-------- Information given --------
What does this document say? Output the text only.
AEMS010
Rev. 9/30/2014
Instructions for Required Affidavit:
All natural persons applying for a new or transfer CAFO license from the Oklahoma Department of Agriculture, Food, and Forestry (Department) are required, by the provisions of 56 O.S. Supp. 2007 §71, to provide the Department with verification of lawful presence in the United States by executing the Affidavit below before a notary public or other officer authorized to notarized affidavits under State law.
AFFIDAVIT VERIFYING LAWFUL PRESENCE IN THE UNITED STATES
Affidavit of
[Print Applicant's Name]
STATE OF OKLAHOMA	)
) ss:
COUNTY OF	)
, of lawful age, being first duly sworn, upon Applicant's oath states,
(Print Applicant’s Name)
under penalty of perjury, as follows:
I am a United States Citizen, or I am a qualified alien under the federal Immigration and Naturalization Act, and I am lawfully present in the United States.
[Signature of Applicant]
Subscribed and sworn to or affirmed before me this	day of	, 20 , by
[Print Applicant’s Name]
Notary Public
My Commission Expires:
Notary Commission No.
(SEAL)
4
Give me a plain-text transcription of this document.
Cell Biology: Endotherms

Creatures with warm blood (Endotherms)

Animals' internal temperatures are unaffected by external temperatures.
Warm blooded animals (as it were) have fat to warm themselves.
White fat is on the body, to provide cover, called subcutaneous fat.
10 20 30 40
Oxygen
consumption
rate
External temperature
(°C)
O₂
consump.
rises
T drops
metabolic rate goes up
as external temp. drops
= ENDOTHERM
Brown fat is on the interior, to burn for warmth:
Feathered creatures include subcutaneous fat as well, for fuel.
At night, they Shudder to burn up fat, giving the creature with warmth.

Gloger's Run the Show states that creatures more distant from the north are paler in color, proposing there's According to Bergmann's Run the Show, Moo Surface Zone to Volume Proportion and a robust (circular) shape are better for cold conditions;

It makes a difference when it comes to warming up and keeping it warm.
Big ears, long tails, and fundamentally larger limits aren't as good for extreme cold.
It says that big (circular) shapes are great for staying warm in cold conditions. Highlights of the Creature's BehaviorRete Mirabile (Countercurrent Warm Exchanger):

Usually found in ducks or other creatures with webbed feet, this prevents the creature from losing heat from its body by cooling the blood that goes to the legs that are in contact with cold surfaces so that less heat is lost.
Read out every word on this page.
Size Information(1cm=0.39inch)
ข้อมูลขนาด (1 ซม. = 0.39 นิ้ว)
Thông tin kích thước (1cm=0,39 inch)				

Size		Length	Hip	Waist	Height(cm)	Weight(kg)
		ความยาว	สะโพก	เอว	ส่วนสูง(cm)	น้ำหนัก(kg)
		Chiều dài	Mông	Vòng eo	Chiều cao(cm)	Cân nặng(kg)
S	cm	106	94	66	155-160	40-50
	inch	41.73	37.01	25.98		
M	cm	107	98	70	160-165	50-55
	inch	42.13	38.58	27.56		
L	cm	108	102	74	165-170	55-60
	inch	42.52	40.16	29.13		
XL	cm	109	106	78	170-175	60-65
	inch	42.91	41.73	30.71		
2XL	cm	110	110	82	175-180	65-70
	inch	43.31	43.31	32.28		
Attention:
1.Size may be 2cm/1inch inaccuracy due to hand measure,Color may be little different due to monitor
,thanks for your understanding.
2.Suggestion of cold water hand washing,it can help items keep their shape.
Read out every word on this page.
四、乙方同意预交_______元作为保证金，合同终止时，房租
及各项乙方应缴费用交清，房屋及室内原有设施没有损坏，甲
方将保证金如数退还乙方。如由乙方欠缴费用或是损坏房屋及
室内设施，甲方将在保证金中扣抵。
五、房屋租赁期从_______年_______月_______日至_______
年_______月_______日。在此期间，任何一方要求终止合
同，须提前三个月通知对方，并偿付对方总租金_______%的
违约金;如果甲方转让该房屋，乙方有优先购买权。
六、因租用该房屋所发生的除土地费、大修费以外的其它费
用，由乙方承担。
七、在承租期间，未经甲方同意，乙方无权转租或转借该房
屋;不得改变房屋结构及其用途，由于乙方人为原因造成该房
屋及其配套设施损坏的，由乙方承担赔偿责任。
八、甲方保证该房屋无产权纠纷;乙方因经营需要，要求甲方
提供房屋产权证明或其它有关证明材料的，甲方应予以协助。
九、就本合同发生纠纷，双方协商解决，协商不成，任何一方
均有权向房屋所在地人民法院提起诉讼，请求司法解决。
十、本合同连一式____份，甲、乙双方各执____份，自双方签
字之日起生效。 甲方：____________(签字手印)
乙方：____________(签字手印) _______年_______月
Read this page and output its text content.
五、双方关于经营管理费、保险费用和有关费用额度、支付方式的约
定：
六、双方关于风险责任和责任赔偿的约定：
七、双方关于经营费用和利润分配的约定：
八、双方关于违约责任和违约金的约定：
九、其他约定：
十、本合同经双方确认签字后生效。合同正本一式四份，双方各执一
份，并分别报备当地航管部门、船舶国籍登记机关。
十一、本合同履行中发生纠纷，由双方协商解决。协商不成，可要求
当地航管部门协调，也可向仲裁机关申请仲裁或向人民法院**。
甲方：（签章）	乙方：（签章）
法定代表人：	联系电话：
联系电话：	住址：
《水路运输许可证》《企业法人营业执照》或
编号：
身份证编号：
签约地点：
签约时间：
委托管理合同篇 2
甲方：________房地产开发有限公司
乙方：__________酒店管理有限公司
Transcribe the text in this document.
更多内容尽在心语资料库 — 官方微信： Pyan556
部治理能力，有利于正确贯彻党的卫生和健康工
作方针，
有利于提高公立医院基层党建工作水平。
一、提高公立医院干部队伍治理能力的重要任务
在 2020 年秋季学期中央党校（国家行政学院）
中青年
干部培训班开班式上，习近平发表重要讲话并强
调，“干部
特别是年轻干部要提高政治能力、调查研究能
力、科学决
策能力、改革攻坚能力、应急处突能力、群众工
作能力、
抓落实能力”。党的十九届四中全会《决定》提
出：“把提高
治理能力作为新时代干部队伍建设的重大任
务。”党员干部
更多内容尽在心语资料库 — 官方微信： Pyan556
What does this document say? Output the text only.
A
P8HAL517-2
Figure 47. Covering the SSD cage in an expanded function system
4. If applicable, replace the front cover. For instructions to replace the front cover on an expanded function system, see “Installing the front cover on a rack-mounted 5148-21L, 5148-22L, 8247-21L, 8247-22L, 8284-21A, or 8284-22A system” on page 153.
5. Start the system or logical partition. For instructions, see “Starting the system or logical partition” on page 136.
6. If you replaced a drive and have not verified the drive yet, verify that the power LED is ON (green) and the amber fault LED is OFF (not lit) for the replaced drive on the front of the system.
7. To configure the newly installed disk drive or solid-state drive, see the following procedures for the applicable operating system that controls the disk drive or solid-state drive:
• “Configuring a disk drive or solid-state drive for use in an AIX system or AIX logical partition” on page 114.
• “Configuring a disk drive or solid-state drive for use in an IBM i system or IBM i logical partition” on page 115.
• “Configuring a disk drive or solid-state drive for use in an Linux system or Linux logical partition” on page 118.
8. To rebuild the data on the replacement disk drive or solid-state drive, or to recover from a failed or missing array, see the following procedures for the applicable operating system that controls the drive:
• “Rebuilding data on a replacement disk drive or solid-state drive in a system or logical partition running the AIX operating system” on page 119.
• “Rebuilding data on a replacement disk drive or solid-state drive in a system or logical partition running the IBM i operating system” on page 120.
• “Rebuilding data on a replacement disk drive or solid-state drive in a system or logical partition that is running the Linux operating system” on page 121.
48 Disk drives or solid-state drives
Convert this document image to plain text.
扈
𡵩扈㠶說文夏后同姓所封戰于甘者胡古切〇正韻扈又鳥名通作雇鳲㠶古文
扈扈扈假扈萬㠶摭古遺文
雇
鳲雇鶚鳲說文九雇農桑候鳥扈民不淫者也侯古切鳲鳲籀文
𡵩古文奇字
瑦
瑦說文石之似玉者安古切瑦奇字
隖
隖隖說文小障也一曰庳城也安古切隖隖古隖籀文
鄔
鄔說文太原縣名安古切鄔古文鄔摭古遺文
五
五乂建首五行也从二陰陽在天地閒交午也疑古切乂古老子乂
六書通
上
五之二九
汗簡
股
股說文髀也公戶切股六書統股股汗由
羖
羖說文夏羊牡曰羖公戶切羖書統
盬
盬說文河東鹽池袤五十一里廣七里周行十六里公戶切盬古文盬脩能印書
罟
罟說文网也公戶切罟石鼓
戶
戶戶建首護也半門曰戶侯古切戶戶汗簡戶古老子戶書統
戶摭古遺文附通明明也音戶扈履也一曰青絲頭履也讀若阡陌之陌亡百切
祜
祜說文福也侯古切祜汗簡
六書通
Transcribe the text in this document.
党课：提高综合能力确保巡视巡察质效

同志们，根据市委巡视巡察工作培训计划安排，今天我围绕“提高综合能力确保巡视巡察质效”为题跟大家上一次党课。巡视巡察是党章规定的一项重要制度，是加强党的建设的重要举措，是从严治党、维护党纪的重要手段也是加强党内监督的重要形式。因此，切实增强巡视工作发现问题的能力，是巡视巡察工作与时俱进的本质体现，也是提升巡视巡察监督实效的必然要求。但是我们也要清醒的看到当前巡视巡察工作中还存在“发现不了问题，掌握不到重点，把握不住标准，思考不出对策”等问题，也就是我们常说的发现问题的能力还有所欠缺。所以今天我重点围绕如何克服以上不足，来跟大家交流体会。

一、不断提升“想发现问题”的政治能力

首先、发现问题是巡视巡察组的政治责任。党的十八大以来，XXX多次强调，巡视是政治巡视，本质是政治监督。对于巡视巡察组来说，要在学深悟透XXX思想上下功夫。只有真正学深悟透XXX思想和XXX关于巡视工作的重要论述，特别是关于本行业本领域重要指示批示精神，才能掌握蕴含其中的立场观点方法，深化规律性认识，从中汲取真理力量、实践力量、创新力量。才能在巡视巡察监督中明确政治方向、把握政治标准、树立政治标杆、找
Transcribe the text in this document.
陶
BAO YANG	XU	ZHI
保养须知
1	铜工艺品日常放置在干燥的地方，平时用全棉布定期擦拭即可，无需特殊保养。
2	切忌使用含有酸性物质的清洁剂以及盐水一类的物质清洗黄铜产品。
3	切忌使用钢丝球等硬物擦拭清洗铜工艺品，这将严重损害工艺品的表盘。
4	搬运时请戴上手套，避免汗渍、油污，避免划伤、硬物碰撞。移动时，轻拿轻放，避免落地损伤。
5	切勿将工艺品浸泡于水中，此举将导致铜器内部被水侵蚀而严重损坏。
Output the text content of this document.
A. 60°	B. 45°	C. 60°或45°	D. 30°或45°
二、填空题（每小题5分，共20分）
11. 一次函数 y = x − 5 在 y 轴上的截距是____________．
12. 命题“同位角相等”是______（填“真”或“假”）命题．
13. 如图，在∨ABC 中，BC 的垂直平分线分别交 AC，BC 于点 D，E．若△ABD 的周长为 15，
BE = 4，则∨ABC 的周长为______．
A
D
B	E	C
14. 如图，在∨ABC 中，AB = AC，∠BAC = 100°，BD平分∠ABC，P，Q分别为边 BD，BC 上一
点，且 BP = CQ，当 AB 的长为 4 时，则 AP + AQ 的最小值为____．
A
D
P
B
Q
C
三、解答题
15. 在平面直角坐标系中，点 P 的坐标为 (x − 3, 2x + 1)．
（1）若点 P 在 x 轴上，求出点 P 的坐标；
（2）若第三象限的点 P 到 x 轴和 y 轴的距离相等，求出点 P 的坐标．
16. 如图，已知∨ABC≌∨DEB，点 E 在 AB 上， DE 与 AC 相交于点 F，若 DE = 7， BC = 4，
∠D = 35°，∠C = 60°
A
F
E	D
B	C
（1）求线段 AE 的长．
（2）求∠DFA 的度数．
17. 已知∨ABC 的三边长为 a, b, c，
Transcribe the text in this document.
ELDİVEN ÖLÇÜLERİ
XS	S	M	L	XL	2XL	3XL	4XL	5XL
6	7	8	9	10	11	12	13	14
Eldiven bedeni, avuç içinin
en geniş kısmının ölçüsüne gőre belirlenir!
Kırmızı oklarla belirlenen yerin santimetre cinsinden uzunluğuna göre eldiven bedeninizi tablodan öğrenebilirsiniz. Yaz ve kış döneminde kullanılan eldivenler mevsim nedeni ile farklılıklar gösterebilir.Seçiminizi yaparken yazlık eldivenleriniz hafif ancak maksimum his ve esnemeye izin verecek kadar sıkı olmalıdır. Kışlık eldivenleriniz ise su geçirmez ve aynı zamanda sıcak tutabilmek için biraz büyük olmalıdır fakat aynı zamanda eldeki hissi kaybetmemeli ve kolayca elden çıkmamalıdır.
--------
*Exercise brief*
Gather all lines of the records that include the word "Name".

*Exercise result*
[Print Applicant's Name]
(Print Applicant’s Name)
[Print Applicant’s Name]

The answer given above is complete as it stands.